» TASK PROMPT: Take every line from the listing below that includes "双方协商一致归谁所有" and copy it.

» SOURCE RECORDS:
....

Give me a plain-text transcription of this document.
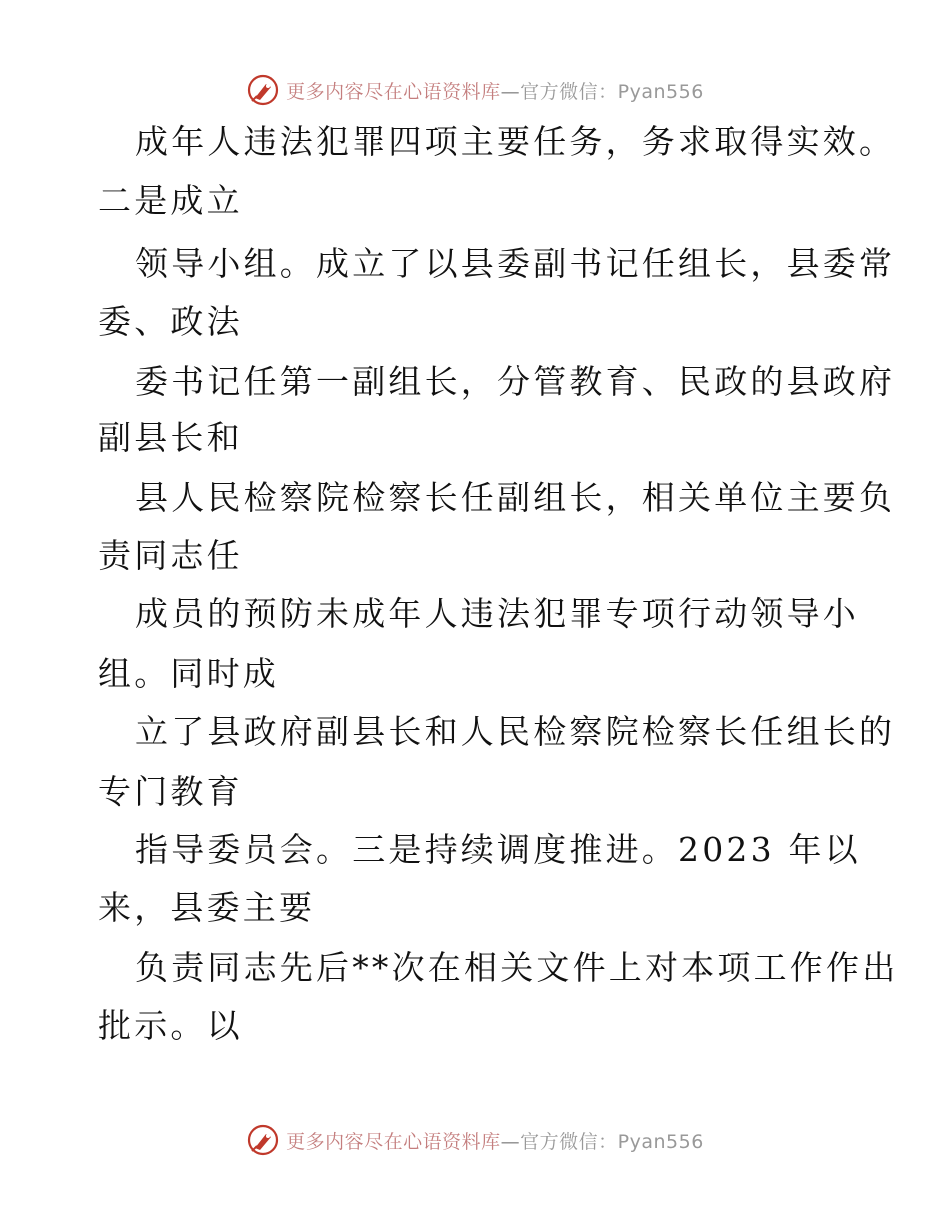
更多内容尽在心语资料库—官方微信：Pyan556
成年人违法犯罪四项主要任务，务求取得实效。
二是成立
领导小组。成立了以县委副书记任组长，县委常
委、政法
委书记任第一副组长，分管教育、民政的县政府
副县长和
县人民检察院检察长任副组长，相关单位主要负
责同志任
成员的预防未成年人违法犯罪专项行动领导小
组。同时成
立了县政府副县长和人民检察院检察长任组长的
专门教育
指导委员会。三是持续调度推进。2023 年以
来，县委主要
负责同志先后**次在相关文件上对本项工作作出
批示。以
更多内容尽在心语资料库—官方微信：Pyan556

....

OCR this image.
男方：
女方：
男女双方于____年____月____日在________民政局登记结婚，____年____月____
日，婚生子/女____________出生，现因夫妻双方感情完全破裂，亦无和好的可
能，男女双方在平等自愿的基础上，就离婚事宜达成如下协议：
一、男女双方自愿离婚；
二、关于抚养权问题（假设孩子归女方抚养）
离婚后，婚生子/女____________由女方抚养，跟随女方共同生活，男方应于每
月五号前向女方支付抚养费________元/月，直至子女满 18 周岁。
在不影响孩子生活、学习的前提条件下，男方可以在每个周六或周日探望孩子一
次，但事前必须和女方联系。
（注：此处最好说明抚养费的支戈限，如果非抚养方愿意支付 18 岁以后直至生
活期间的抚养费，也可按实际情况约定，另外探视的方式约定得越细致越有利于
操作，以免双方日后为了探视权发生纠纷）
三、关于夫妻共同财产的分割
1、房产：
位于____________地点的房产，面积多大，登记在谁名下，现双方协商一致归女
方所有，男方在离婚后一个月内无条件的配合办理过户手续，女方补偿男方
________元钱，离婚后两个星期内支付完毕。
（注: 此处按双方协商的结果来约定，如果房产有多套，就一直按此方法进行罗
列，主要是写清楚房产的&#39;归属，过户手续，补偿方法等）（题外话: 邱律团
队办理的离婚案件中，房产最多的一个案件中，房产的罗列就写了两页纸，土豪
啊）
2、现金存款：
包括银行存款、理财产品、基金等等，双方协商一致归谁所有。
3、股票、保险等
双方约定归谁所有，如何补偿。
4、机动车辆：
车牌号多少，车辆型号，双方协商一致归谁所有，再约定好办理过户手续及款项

....

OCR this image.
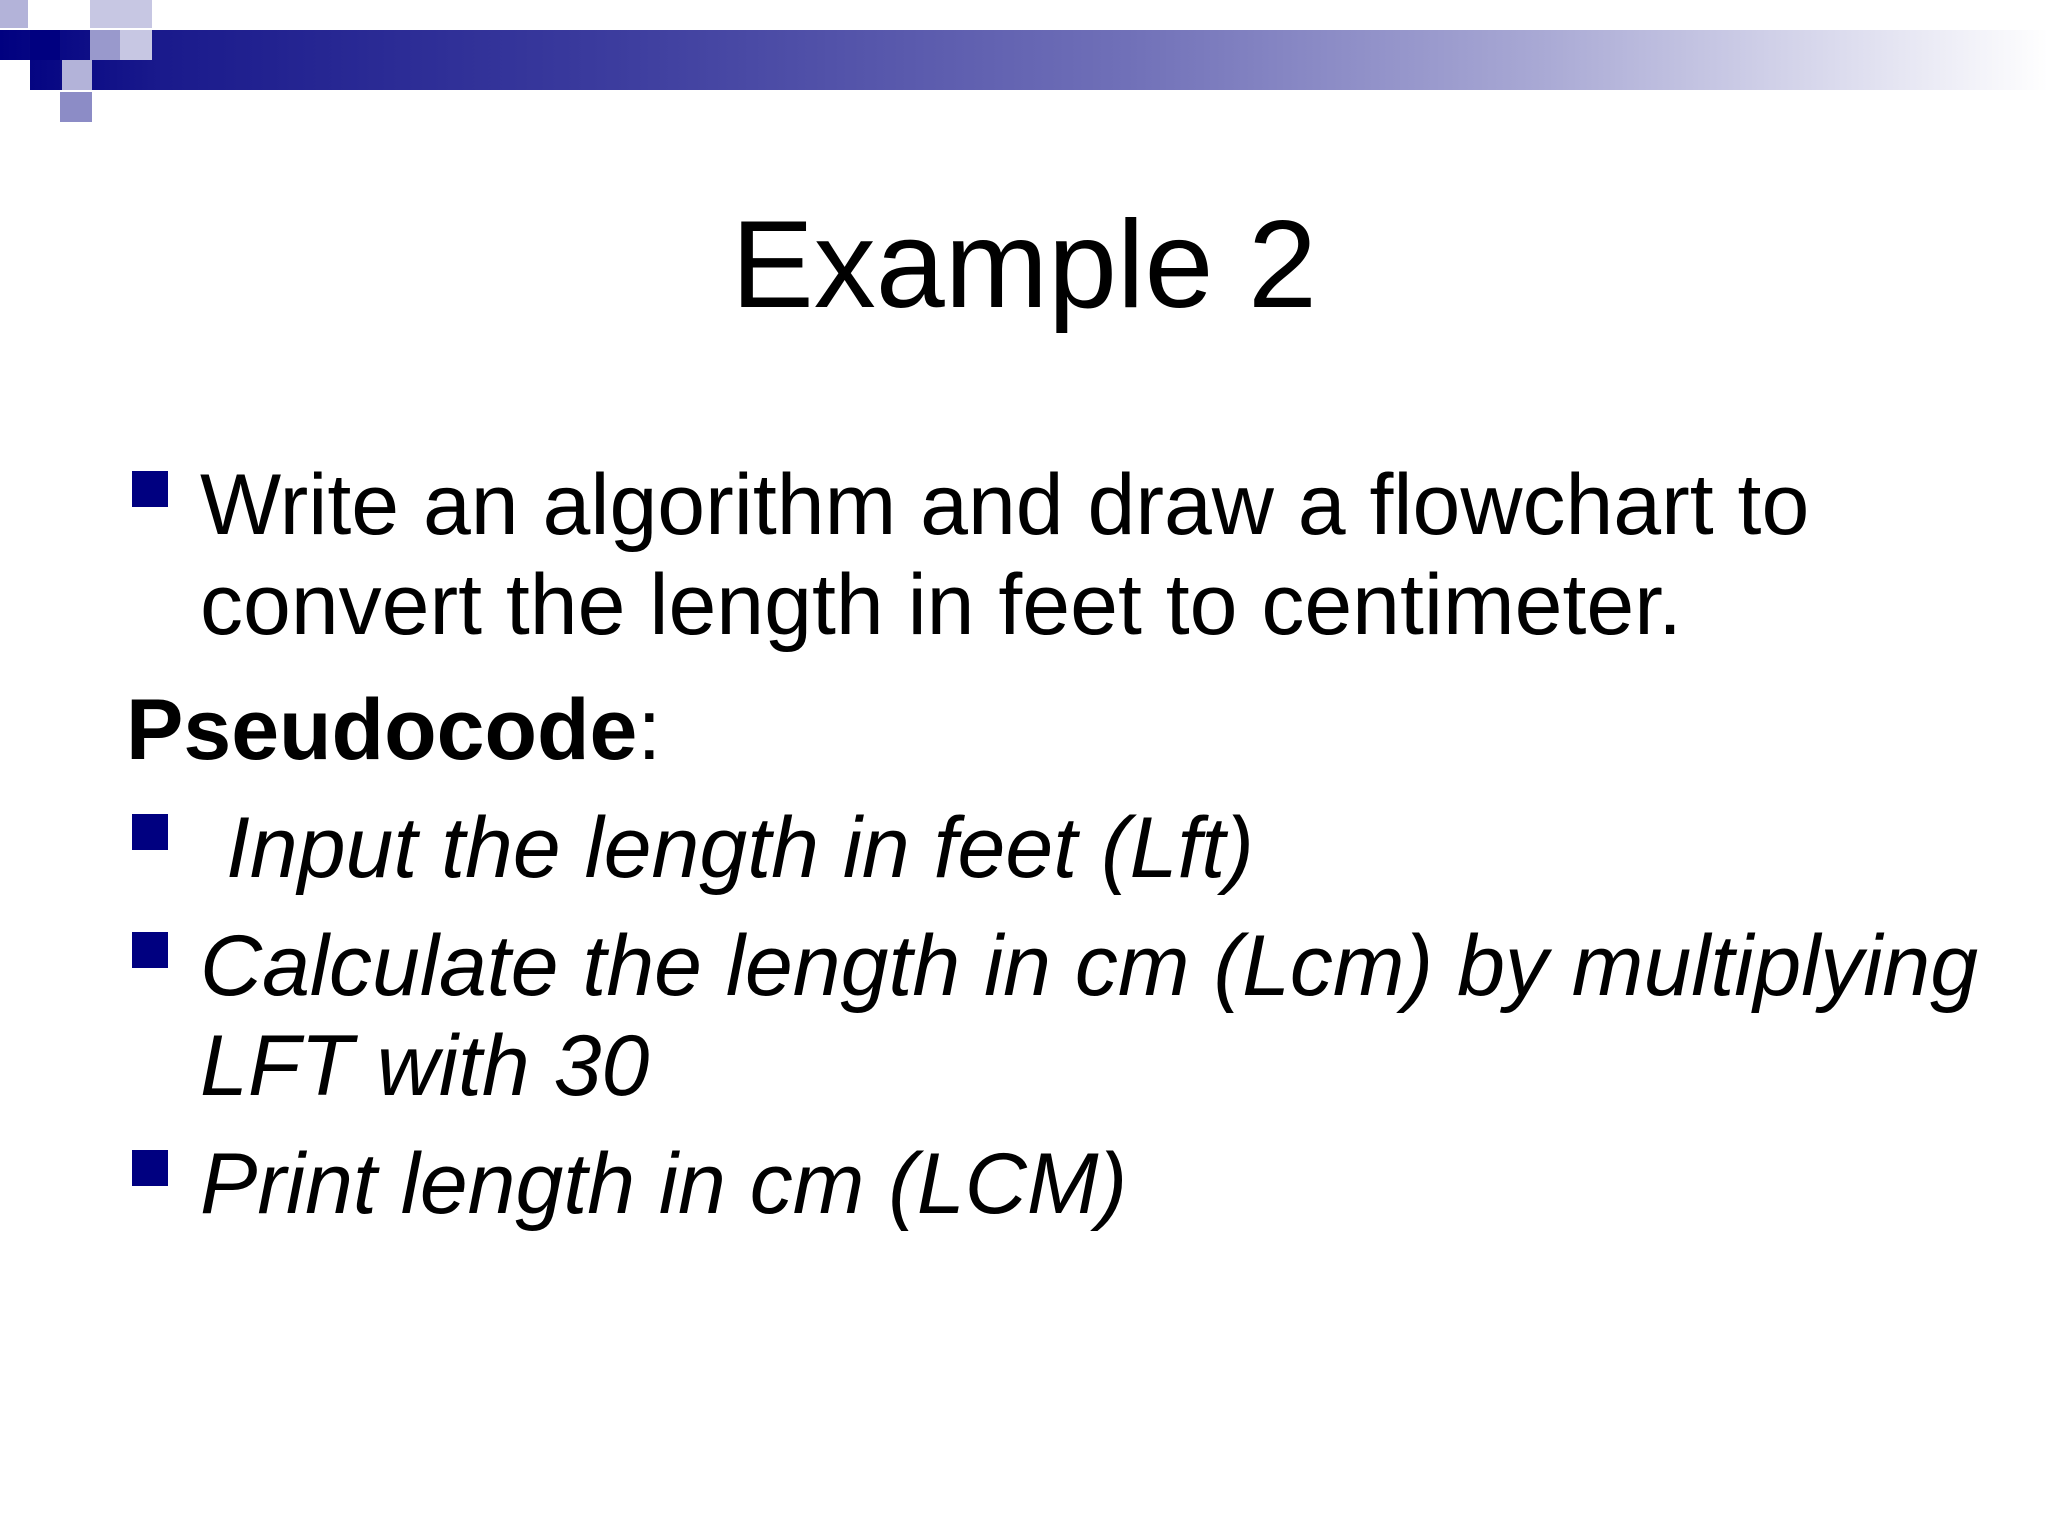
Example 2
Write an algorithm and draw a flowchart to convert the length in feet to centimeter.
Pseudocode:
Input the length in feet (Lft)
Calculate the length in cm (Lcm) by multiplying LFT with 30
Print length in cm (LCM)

....

» RESULT BELOW:
包括银行存款、理财产品、基金等等，双方协商一致归谁所有。
车牌号多少，车辆型号，双方协商一致归谁所有，再约定好办理过户手续及款项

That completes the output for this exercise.